Return every line below in which "xlabel" appears.

Data listing:
※ ※ ※
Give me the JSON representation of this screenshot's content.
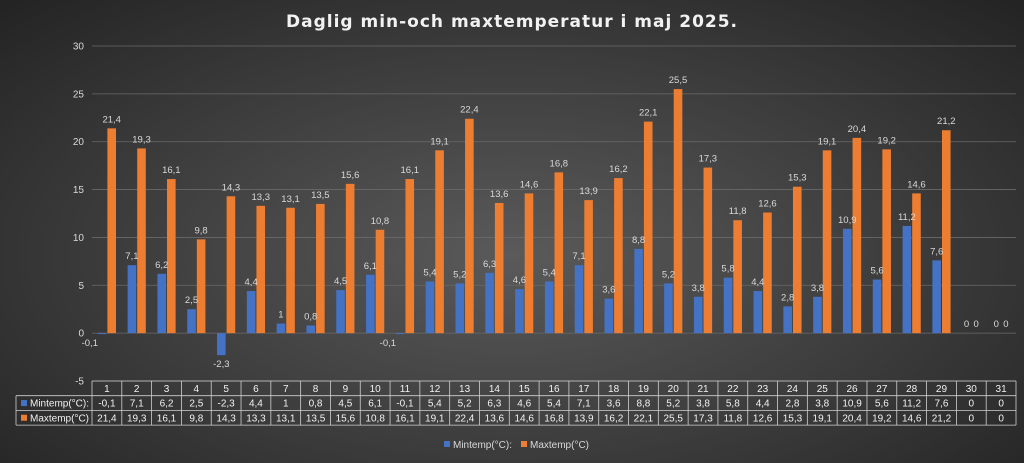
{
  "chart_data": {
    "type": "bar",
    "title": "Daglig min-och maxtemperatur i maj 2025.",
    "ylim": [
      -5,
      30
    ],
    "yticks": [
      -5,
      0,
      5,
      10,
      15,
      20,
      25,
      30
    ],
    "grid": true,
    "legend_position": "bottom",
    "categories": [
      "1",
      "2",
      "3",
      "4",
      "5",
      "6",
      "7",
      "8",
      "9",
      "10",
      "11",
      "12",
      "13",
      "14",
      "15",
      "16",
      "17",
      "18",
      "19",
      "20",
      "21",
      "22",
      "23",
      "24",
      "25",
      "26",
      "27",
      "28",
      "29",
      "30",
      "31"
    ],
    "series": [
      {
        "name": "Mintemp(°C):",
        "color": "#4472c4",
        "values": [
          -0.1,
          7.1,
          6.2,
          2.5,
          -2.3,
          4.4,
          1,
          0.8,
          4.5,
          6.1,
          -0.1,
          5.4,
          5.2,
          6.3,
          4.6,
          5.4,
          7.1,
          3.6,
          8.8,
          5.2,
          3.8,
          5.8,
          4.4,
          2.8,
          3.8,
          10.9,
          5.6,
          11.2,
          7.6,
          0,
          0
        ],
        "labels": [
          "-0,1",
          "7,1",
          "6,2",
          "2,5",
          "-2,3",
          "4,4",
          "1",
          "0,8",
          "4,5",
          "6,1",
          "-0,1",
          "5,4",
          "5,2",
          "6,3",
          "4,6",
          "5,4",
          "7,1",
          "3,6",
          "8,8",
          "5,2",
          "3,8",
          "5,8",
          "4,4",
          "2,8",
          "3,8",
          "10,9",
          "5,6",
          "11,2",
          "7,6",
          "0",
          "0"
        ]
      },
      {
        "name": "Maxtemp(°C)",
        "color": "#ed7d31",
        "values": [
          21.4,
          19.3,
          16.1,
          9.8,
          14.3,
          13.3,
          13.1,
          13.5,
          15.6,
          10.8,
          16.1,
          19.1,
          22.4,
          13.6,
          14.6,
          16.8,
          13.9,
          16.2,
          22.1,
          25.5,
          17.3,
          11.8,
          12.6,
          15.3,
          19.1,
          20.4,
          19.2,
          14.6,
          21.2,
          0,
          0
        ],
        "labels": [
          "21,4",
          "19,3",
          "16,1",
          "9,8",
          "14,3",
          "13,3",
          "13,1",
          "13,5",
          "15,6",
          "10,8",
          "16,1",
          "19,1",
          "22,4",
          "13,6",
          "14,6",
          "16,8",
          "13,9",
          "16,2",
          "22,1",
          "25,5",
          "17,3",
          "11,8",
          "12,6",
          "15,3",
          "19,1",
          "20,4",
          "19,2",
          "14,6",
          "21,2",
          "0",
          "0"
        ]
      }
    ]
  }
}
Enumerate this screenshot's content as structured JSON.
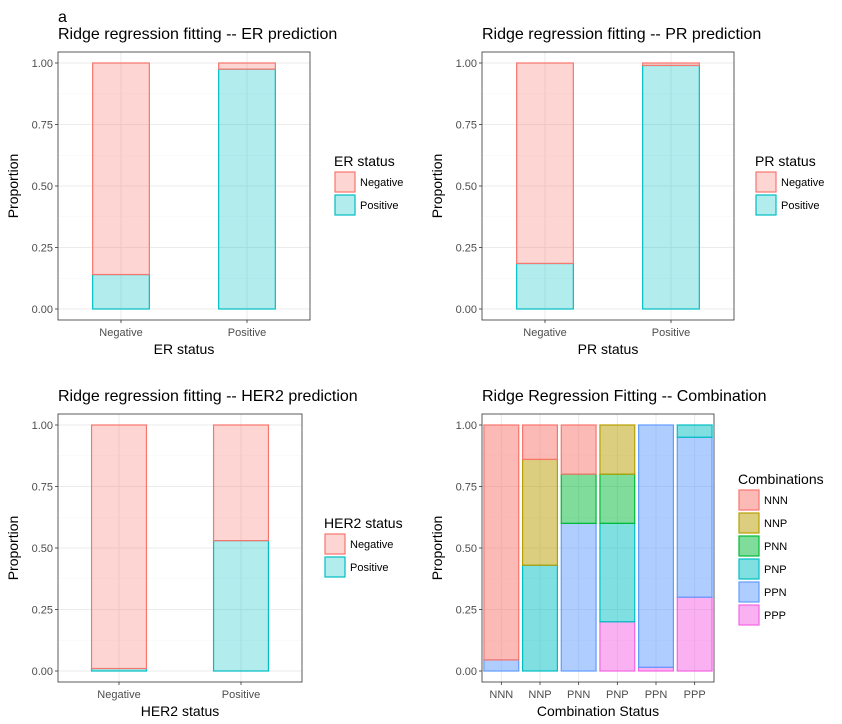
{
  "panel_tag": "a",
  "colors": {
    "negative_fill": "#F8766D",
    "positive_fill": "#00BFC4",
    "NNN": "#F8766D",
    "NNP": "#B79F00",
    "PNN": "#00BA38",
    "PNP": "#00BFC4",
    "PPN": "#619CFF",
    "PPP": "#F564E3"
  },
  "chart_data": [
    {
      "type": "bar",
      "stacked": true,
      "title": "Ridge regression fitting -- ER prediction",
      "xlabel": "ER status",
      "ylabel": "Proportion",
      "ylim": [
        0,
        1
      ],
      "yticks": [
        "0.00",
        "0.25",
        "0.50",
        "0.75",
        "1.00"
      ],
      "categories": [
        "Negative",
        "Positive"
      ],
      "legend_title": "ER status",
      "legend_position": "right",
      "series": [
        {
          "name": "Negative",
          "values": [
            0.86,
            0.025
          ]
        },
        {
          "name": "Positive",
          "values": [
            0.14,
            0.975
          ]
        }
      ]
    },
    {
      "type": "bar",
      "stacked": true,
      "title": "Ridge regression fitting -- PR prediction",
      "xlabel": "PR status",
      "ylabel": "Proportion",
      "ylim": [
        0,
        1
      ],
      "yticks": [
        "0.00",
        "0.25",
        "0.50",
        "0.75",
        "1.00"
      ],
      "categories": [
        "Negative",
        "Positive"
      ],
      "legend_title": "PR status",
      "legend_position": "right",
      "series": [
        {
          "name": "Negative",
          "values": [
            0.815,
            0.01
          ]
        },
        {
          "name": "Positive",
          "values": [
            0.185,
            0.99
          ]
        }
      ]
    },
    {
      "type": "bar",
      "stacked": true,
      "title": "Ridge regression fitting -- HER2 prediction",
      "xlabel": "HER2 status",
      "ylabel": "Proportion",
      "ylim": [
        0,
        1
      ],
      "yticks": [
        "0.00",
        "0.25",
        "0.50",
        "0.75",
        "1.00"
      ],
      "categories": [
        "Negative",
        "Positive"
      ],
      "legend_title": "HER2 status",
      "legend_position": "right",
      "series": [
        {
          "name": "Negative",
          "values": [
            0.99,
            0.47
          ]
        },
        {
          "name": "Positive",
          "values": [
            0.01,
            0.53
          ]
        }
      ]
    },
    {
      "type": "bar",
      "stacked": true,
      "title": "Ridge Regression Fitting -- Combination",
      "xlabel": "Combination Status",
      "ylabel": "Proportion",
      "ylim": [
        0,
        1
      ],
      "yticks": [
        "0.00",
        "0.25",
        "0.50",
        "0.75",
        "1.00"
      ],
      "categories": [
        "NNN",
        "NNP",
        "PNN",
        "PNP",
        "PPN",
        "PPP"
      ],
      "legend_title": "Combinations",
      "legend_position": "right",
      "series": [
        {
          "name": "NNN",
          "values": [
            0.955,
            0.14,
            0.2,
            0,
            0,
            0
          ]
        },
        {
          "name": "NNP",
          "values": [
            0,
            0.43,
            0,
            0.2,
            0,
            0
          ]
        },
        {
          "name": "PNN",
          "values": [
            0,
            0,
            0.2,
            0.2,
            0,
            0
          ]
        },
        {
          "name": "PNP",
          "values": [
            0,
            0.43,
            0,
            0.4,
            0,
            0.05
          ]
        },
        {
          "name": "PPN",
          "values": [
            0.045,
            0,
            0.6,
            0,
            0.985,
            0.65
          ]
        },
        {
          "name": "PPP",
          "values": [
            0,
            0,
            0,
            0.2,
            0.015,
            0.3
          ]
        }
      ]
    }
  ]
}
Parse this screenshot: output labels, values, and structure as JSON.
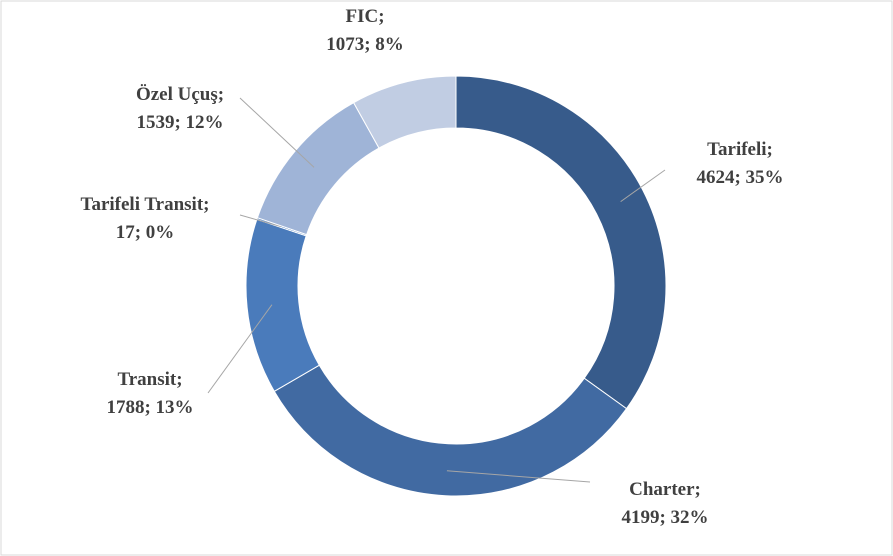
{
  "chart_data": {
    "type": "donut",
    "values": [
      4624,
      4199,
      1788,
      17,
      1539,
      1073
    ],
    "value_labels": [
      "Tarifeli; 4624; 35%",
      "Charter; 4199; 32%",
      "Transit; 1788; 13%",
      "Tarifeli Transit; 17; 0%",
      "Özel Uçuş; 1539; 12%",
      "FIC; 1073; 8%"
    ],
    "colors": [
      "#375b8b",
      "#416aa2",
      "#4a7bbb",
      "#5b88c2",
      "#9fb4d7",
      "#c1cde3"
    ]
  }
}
※ ※ ※
Answer in full:
      "xlabel": "ER status",
      "xlabel": "PR status",
      "xlabel": "HER2 status",
      "xlabel": "Combination Status",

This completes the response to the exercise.